● **EXERCISE INSTRUCTIONS**:
Return the whole listing, keeping every character the same.
------------
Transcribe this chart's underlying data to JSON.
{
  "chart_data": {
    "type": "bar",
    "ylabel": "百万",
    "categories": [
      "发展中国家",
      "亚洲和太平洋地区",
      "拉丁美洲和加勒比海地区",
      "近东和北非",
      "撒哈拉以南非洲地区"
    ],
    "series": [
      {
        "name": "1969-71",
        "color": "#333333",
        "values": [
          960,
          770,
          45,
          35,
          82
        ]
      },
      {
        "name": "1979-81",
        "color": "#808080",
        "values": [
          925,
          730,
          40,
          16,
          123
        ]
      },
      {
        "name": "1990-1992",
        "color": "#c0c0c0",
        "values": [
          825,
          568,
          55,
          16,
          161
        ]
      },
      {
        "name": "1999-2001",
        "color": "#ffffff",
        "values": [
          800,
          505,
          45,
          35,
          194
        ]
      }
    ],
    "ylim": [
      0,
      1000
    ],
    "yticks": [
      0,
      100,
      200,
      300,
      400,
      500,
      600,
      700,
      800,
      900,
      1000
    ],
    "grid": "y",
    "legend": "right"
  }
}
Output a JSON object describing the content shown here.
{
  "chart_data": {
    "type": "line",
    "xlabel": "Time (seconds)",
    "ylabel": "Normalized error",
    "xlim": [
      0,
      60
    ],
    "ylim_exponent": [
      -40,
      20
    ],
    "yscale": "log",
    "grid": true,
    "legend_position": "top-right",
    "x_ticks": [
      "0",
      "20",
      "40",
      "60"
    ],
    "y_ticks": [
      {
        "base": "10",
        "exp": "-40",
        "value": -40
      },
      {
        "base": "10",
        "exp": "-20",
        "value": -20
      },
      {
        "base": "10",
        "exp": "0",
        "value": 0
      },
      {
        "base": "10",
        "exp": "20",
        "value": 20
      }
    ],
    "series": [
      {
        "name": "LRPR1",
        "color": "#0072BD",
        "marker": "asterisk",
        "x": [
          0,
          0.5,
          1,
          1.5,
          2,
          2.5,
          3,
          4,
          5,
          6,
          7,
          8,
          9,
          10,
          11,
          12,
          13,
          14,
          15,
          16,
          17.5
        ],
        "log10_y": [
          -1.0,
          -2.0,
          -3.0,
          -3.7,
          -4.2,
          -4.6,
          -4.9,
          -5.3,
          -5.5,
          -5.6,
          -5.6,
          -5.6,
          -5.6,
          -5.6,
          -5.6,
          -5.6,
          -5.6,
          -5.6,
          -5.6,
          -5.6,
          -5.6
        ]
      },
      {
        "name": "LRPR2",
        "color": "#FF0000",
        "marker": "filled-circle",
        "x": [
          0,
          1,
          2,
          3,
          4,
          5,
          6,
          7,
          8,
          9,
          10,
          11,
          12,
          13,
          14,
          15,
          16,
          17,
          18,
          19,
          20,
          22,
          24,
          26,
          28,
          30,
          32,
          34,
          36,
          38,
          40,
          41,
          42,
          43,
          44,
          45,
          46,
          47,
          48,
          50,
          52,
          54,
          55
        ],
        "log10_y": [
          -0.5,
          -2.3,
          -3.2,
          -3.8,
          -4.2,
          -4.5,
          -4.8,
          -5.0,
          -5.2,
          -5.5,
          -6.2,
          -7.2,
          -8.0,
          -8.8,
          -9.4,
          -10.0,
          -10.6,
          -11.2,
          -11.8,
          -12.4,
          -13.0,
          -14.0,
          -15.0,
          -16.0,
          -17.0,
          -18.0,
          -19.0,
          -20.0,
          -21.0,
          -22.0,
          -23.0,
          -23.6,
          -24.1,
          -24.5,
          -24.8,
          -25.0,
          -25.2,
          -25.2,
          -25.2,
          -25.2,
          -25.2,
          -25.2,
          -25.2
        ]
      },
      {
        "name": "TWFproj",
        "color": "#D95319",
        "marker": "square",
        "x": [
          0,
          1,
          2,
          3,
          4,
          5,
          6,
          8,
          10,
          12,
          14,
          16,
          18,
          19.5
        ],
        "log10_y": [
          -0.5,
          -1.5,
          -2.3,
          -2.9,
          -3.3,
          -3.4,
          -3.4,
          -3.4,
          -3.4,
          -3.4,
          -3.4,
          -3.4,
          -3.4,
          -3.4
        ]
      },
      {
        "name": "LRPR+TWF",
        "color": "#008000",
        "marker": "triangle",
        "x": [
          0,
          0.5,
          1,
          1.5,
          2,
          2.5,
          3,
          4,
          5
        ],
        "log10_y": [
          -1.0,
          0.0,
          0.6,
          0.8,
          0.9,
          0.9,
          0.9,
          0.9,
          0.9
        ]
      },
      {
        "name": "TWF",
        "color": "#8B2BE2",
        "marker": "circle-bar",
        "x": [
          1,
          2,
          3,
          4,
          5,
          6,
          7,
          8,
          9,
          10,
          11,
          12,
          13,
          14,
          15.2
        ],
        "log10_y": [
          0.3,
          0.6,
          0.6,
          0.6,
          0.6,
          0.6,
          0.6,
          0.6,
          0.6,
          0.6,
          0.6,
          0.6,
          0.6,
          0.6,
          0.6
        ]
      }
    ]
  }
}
------------
● **OUTPUT FOR THIS EXERCISE**:
Transcribe this chart's underlying data to JSON.
{
  "chart_data": {
    "type": "bar",
    "ylabel": "百万",
    "categories": [
      "发展中国家",
      "亚洲和太平洋地区",
      "拉丁美洲和加勒比海地区",
      "近东和北非",
      "撒哈拉以南非洲地区"
    ],
    "series": [
      {
        "name": "1969-71",
        "color": "#333333",
        "values": [
          960,
          770,
          45,
          35,
          82
        ]
      },
      {
        "name": "1979-81",
        "color": "#808080",
        "values": [
          925,
          730,
          40,
          16,
          123
        ]
      },
      {
        "name": "1990-1992",
        "color": "#c0c0c0",
        "values": [
          825,
          568,
          55,
          16,
          161
        ]
      },
      {
        "name": "1999-2001",
        "color": "#ffffff",
        "values": [
          800,
          505,
          45,
          35,
          194
        ]
      }
    ],
    "ylim": [
      0,
      1000
    ],
    "yticks": [
      0,
      100,
      200,
      300,
      400,
      500,
      600,
      700,
      800,
      900,
      1000
    ],
    "grid": "y",
    "legend": "right"
  }
}
Output a JSON object describing the content shown here.
{
  "chart_data": {
    "type": "line",
    "xlabel": "Time (seconds)",
    "ylabel": "Normalized error",
    "xlim": [
      0,
      60
    ],
    "ylim_exponent": [
      -40,
      20
    ],
    "yscale": "log",
    "grid": true,
    "legend_position": "top-right",
    "x_ticks": [
      "0",
      "20",
      "40",
      "60"
    ],
    "y_ticks": [
      {
        "base": "10",
        "exp": "-40",
        "value": -40
      },
      {
        "base": "10",
        "exp": "-20",
        "value": -20
      },
      {
        "base": "10",
        "exp": "0",
        "value": 0
      },
      {
        "base": "10",
        "exp": "20",
        "value": 20
      }
    ],
    "series": [
      {
        "name": "LRPR1",
        "color": "#0072BD",
        "marker": "asterisk",
        "x": [
          0,
          0.5,
          1,
          1.5,
          2,
          2.5,
          3,
          4,
          5,
          6,
          7,
          8,
          9,
          10,
          11,
          12,
          13,
          14,
          15,
          16,
          17.5
        ],
        "log10_y": [
          -1.0,
          -2.0,
          -3.0,
          -3.7,
          -4.2,
          -4.6,
          -4.9,
          -5.3,
          -5.5,
          -5.6,
          -5.6,
          -5.6,
          -5.6,
          -5.6,
          -5.6,
          -5.6,
          -5.6,
          -5.6,
          -5.6,
          -5.6,
          -5.6
        ]
      },
      {
        "name": "LRPR2",
        "color": "#FF0000",
        "marker": "filled-circle",
        "x": [
          0,
          1,
          2,
          3,
          4,
          5,
          6,
          7,
          8,
          9,
          10,
          11,
          12,
          13,
          14,
          15,
          16,
          17,
          18,
          19,
          20,
          22,
          24,
          26,
          28,
          30,
          32,
          34,
          36,
          38,
          40,
          41,
          42,
          43,
          44,
          45,
          46,
          47,
          48,
          50,
          52,
          54,
          55
        ],
        "log10_y": [
          -0.5,
          -2.3,
          -3.2,
          -3.8,
          -4.2,
          -4.5,
          -4.8,
          -5.0,
          -5.2,
          -5.5,
          -6.2,
          -7.2,
          -8.0,
          -8.8,
          -9.4,
          -10.0,
          -10.6,
          -11.2,
          -11.8,
          -12.4,
          -13.0,
          -14.0,
          -15.0,
          -16.0,
          -17.0,
          -18.0,
          -19.0,
          -20.0,
          -21.0,
          -22.0,
          -23.0,
          -23.6,
          -24.1,
          -24.5,
          -24.8,
          -25.0,
          -25.2,
          -25.2,
          -25.2,
          -25.2,
          -25.2,
          -25.2,
          -25.2
        ]
      },
      {
        "name": "TWFproj",
        "color": "#D95319",
        "marker": "square",
        "x": [
          0,
          1,
          2,
          3,
          4,
          5,
          6,
          8,
          10,
          12,
          14,
          16,
          18,
          19.5
        ],
        "log10_y": [
          -0.5,
          -1.5,
          -2.3,
          -2.9,
          -3.3,
          -3.4,
          -3.4,
          -3.4,
          -3.4,
          -3.4,
          -3.4,
          -3.4,
          -3.4,
          -3.4
        ]
      },
      {
        "name": "LRPR+TWF",
        "color": "#008000",
        "marker": "triangle",
        "x": [
          0,
          0.5,
          1,
          1.5,
          2,
          2.5,
          3,
          4,
          5
        ],
        "log10_y": [
          -1.0,
          0.0,
          0.6,
          0.8,
          0.9,
          0.9,
          0.9,
          0.9,
          0.9
        ]
      },
      {
        "name": "TWF",
        "color": "#8B2BE2",
        "marker": "circle-bar",
        "x": [
          1,
          2,
          3,
          4,
          5,
          6,
          7,
          8,
          9,
          10,
          11,
          12,
          13,
          14,
          15.2
        ],
        "log10_y": [
          0.3,
          0.6,
          0.6,
          0.6,
          0.6,
          0.6,
          0.6,
          0.6,
          0.6,
          0.6,
          0.6,
          0.6,
          0.6,
          0.6,
          0.6
        ]
      }
    ]
  }
}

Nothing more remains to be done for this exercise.